• [Objective]:
Output each entry verbatim and exclude every picture from it.

+++

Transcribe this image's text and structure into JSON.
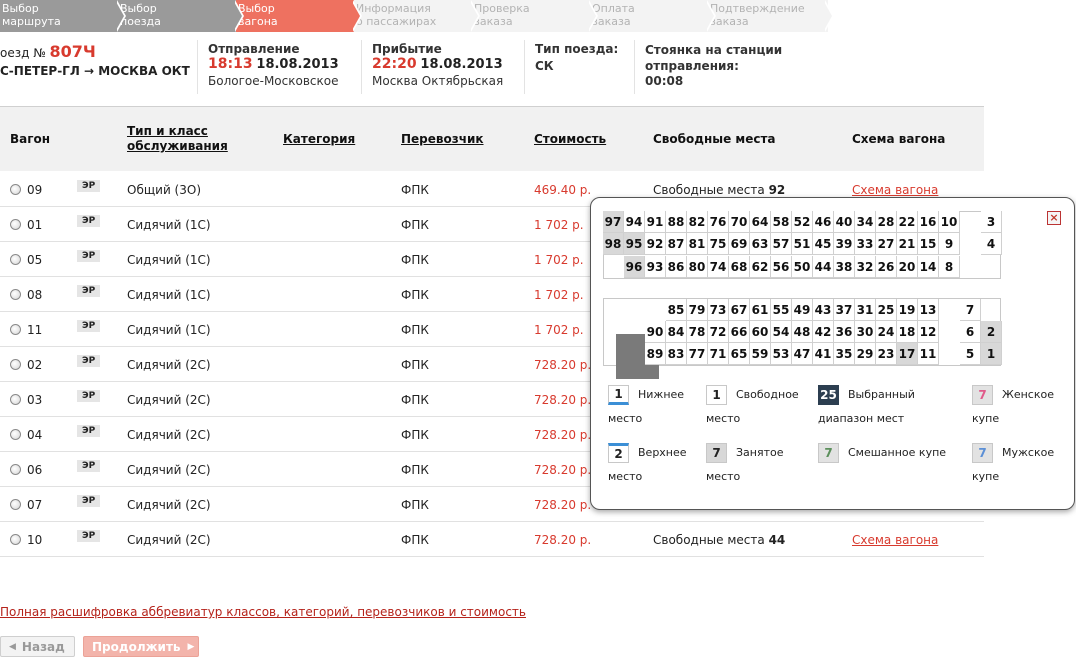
{
  "steps": [
    {
      "label": "Выбор\nмаршрута",
      "state": "done"
    },
    {
      "label": "Выбор\nпоезда",
      "state": "done"
    },
    {
      "label": "Выбор\nвагона",
      "state": "active"
    },
    {
      "label": "Информация\nо пассажирах",
      "state": "todo"
    },
    {
      "label": "Проверка\nзаказа",
      "state": "todo"
    },
    {
      "label": "Оплата\nзаказа",
      "state": "todo"
    },
    {
      "label": "Подтверждение\nзаказа",
      "state": "todo"
    }
  ],
  "train": {
    "number_label": "оезд №",
    "number": "807Ч",
    "route": "С-ПЕТЕР-ГЛ → МОСКВА ОКТ"
  },
  "departure": {
    "label": "Отправление",
    "time": "18:13",
    "date": "18.08.2013",
    "station": "Бологое-Московское"
  },
  "arrival": {
    "label": "Прибытие",
    "time": "22:20",
    "date": "18.08.2013",
    "station": "Москва Октябрьская"
  },
  "train_type": {
    "label": "Тип поезда:",
    "value": "СК"
  },
  "stop": {
    "label": "Стоянка на станции\nотправления:",
    "value": "00:08"
  },
  "table": {
    "headers": {
      "wagon": "Вагон",
      "type": "Тип и класс\nобслуживания",
      "category": "Категория",
      "carrier": "Перевозчик",
      "price": "Стоимость",
      "free": "Свободные места",
      "scheme": "Схема вагона"
    },
    "rows": [
      {
        "wagon": "09",
        "badge": "ЭР",
        "type": "Общий (3О)",
        "carrier": "ФПК",
        "price": "469.40 р.",
        "free_label": "Свободные места",
        "free": "92",
        "scheme": "Схема вагона"
      },
      {
        "wagon": "01",
        "badge": "ЭР",
        "type": "Сидячий (1С)",
        "carrier": "ФПК",
        "price": "1 702 р."
      },
      {
        "wagon": "05",
        "badge": "ЭР",
        "type": "Сидячий (1С)",
        "carrier": "ФПК",
        "price": "1 702 р."
      },
      {
        "wagon": "08",
        "badge": "ЭР",
        "type": "Сидячий (1С)",
        "carrier": "ФПК",
        "price": "1 702 р."
      },
      {
        "wagon": "11",
        "badge": "ЭР",
        "type": "Сидячий (1С)",
        "carrier": "ФПК",
        "price": "1 702 р."
      },
      {
        "wagon": "02",
        "badge": "ЭР",
        "type": "Сидячий (2С)",
        "carrier": "ФПК",
        "price": "728.20 р."
      },
      {
        "wagon": "03",
        "badge": "ЭР",
        "type": "Сидячий (2С)",
        "carrier": "ФПК",
        "price": "728.20 р."
      },
      {
        "wagon": "04",
        "badge": "ЭР",
        "type": "Сидячий (2С)",
        "carrier": "ФПК",
        "price": "728.20 р."
      },
      {
        "wagon": "06",
        "badge": "ЭР",
        "type": "Сидячий (2С)",
        "carrier": "ФПК",
        "price": "728.20 р."
      },
      {
        "wagon": "07",
        "badge": "ЭР",
        "type": "Сидячий (2С)",
        "carrier": "ФПК",
        "price": "728.20 р."
      },
      {
        "wagon": "10",
        "badge": "ЭР",
        "type": "Сидячий (2С)",
        "carrier": "ФПК",
        "price": "728.20 р.",
        "free_label": "Свободные места",
        "free": "44",
        "scheme": "Схема вагона"
      }
    ]
  },
  "legend_link": "Полная расшифровка аббревиатур классов, категорий, перевозчиков и стоимость",
  "buttons": {
    "back": "Назад",
    "next": "Продолжить"
  },
  "popup": {
    "close_icon": "close-icon",
    "seat_rows": [
      {
        "seats": [
          "97",
          "94",
          "91",
          "88",
          "82",
          "76",
          "70",
          "64",
          "58",
          "52",
          "46",
          "40",
          "34",
          "28",
          "22",
          "16",
          "10",
          "",
          "3"
        ],
        "occupied": [
          "97"
        ]
      },
      {
        "seats": [
          "98",
          "95",
          "92",
          "87",
          "81",
          "75",
          "69",
          "63",
          "57",
          "51",
          "45",
          "39",
          "33",
          "27",
          "21",
          "15",
          "9",
          "",
          "4"
        ],
        "occupied": [
          "98",
          "95"
        ]
      },
      {
        "seats": [
          "",
          "96",
          "93",
          "86",
          "80",
          "74",
          "68",
          "62",
          "56",
          "50",
          "44",
          "38",
          "32",
          "26",
          "20",
          "14",
          "8"
        ],
        "occupied": [
          "96"
        ]
      },
      {
        "seats": [
          "",
          "",
          "",
          "85",
          "79",
          "73",
          "67",
          "61",
          "55",
          "49",
          "43",
          "37",
          "31",
          "25",
          "19",
          "13",
          "",
          "7"
        ],
        "occupied": []
      },
      {
        "seats": [
          "",
          "",
          "90",
          "84",
          "78",
          "72",
          "66",
          "60",
          "54",
          "48",
          "42",
          "36",
          "30",
          "24",
          "18",
          "12",
          "",
          "6",
          "2"
        ],
        "occupied": [
          "2"
        ]
      },
      {
        "seats": [
          "",
          "",
          "89",
          "83",
          "77",
          "71",
          "65",
          "59",
          "53",
          "47",
          "41",
          "35",
          "29",
          "23",
          "17",
          "11",
          "",
          "5",
          "1"
        ],
        "occupied": [
          "17",
          "1"
        ]
      }
    ],
    "legend": [
      {
        "num": "1",
        "text1": "Нижнее",
        "text2": "место",
        "style": "lower"
      },
      {
        "num": "1",
        "text1": "Свободное",
        "text2": "место",
        "style": "free"
      },
      {
        "num": "25",
        "text1": "Выбранный",
        "text2": "диапазон мест",
        "style": "selected"
      },
      {
        "num": "7",
        "text1": "Женское",
        "text2": "купе",
        "style": "female"
      },
      {
        "num": "2",
        "text1": "Верхнее",
        "text2": "место",
        "style": "upper"
      },
      {
        "num": "7",
        "text1": "Занятое",
        "text2": "место",
        "style": "occupied"
      },
      {
        "num": "7",
        "text1": "Смешанное купе",
        "text2": "",
        "style": "mixed"
      },
      {
        "num": "7",
        "text1": "Мужское",
        "text2": "купе",
        "style": "male"
      }
    ]
  },
  "colors": {
    "accent": "#d83a2e",
    "step_active": "#ee7160",
    "step_done": "#9a9a9a",
    "selected": "#2c3e50"
  }
}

+++

• [Problem solution]:
Transcribe this image's text and structure into JSON.
{
  "steps": [
    {
      "label": "Выбор\nмаршрута",
      "state": "done"
    },
    {
      "label": "Выбор\nпоезда",
      "state": "done"
    },
    {
      "label": "Выбор\nвагона",
      "state": "active"
    },
    {
      "label": "Информация\nо пассажирах",
      "state": "todo"
    },
    {
      "label": "Проверка\nзаказа",
      "state": "todo"
    },
    {
      "label": "Оплата\nзаказа",
      "state": "todo"
    },
    {
      "label": "Подтверждение\nзаказа",
      "state": "todo"
    }
  ],
  "train": {
    "number_label": "оезд №",
    "number": "807Ч",
    "route": "С-ПЕТЕР-ГЛ → МОСКВА ОКТ"
  },
  "departure": {
    "label": "Отправление",
    "time": "18:13",
    "date": "18.08.2013",
    "station": "Бологое-Московское"
  },
  "arrival": {
    "label": "Прибытие",
    "time": "22:20",
    "date": "18.08.2013",
    "station": "Москва Октябрьская"
  },
  "train_type": {
    "label": "Тип поезда:",
    "value": "СК"
  },
  "stop": {
    "label": "Стоянка на станции\nотправления:",
    "value": "00:08"
  },
  "table": {
    "headers": {
      "wagon": "Вагон",
      "type": "Тип и класс\nобслуживания",
      "category": "Категория",
      "carrier": "Перевозчик",
      "price": "Стоимость",
      "free": "Свободные места",
      "scheme": "Схема вагона"
    },
    "rows": [
      {
        "wagon": "09",
        "badge": "ЭР",
        "type": "Общий (3О)",
        "carrier": "ФПК",
        "price": "469.40 р.",
        "free_label": "Свободные места",
        "free": "92",
        "scheme": "Схема вагона"
      },
      {
        "wagon": "01",
        "badge": "ЭР",
        "type": "Сидячий (1С)",
        "carrier": "ФПК",
        "price": "1 702 р."
      },
      {
        "wagon": "05",
        "badge": "ЭР",
        "type": "Сидячий (1С)",
        "carrier": "ФПК",
        "price": "1 702 р."
      },
      {
        "wagon": "08",
        "badge": "ЭР",
        "type": "Сидячий (1С)",
        "carrier": "ФПК",
        "price": "1 702 р."
      },
      {
        "wagon": "11",
        "badge": "ЭР",
        "type": "Сидячий (1С)",
        "carrier": "ФПК",
        "price": "1 702 р."
      },
      {
        "wagon": "02",
        "badge": "ЭР",
        "type": "Сидячий (2С)",
        "carrier": "ФПК",
        "price": "728.20 р."
      },
      {
        "wagon": "03",
        "badge": "ЭР",
        "type": "Сидячий (2С)",
        "carrier": "ФПК",
        "price": "728.20 р."
      },
      {
        "wagon": "04",
        "badge": "ЭР",
        "type": "Сидячий (2С)",
        "carrier": "ФПК",
        "price": "728.20 р."
      },
      {
        "wagon": "06",
        "badge": "ЭР",
        "type": "Сидячий (2С)",
        "carrier": "ФПК",
        "price": "728.20 р."
      },
      {
        "wagon": "07",
        "badge": "ЭР",
        "type": "Сидячий (2С)",
        "carrier": "ФПК",
        "price": "728.20 р."
      },
      {
        "wagon": "10",
        "badge": "ЭР",
        "type": "Сидячий (2С)",
        "carrier": "ФПК",
        "price": "728.20 р.",
        "free_label": "Свободные места",
        "free": "44",
        "scheme": "Схема вагона"
      }
    ]
  },
  "legend_link": "Полная расшифровка аббревиатур классов, категорий, перевозчиков и стоимость",
  "buttons": {
    "back": "Назад",
    "next": "Продолжить"
  },
  "popup": {
    "close_icon": "close-icon",
    "seat_rows": [
      {
        "seats": [
          "97",
          "94",
          "91",
          "88",
          "82",
          "76",
          "70",
          "64",
          "58",
          "52",
          "46",
          "40",
          "34",
          "28",
          "22",
          "16",
          "10",
          "",
          "3"
        ],
        "occupied": [
          "97"
        ]
      },
      {
        "seats": [
          "98",
          "95",
          "92",
          "87",
          "81",
          "75",
          "69",
          "63",
          "57",
          "51",
          "45",
          "39",
          "33",
          "27",
          "21",
          "15",
          "9",
          "",
          "4"
        ],
        "occupied": [
          "98",
          "95"
        ]
      },
      {
        "seats": [
          "",
          "96",
          "93",
          "86",
          "80",
          "74",
          "68",
          "62",
          "56",
          "50",
          "44",
          "38",
          "32",
          "26",
          "20",
          "14",
          "8"
        ],
        "occupied": [
          "96"
        ]
      },
      {
        "seats": [
          "",
          "",
          "",
          "85",
          "79",
          "73",
          "67",
          "61",
          "55",
          "49",
          "43",
          "37",
          "31",
          "25",
          "19",
          "13",
          "",
          "7"
        ],
        "occupied": []
      },
      {
        "seats": [
          "",
          "",
          "90",
          "84",
          "78",
          "72",
          "66",
          "60",
          "54",
          "48",
          "42",
          "36",
          "30",
          "24",
          "18",
          "12",
          "",
          "6",
          "2"
        ],
        "occupied": [
          "2"
        ]
      },
      {
        "seats": [
          "",
          "",
          "89",
          "83",
          "77",
          "71",
          "65",
          "59",
          "53",
          "47",
          "41",
          "35",
          "29",
          "23",
          "17",
          "11",
          "",
          "5",
          "1"
        ],
        "occupied": [
          "17",
          "1"
        ]
      }
    ],
    "legend": [
      {
        "num": "1",
        "text1": "Нижнее",
        "text2": "место",
        "style": "lower"
      },
      {
        "num": "1",
        "text1": "Свободное",
        "text2": "место",
        "style": "free"
      },
      {
        "num": "25",
        "text1": "Выбранный",
        "text2": "диапазон мест",
        "style": "selected"
      },
      {
        "num": "7",
        "text1": "Женское",
        "text2": "купе",
        "style": "female"
      },
      {
        "num": "2",
        "text1": "Верхнее",
        "text2": "место",
        "style": "upper"
      },
      {
        "num": "7",
        "text1": "Занятое",
        "text2": "место",
        "style": "occupied"
      },
      {
        "num": "7",
        "text1": "Смешанное купе",
        "text2": "",
        "style": "mixed"
      },
      {
        "num": "7",
        "text1": "Мужское",
        "text2": "купе",
        "style": "male"
      }
    ]
  },
  "colors": {
    "accent": "#d83a2e",
    "step_active": "#ee7160",
    "step_done": "#9a9a9a",
    "selected": "#2c3e50"
  }
}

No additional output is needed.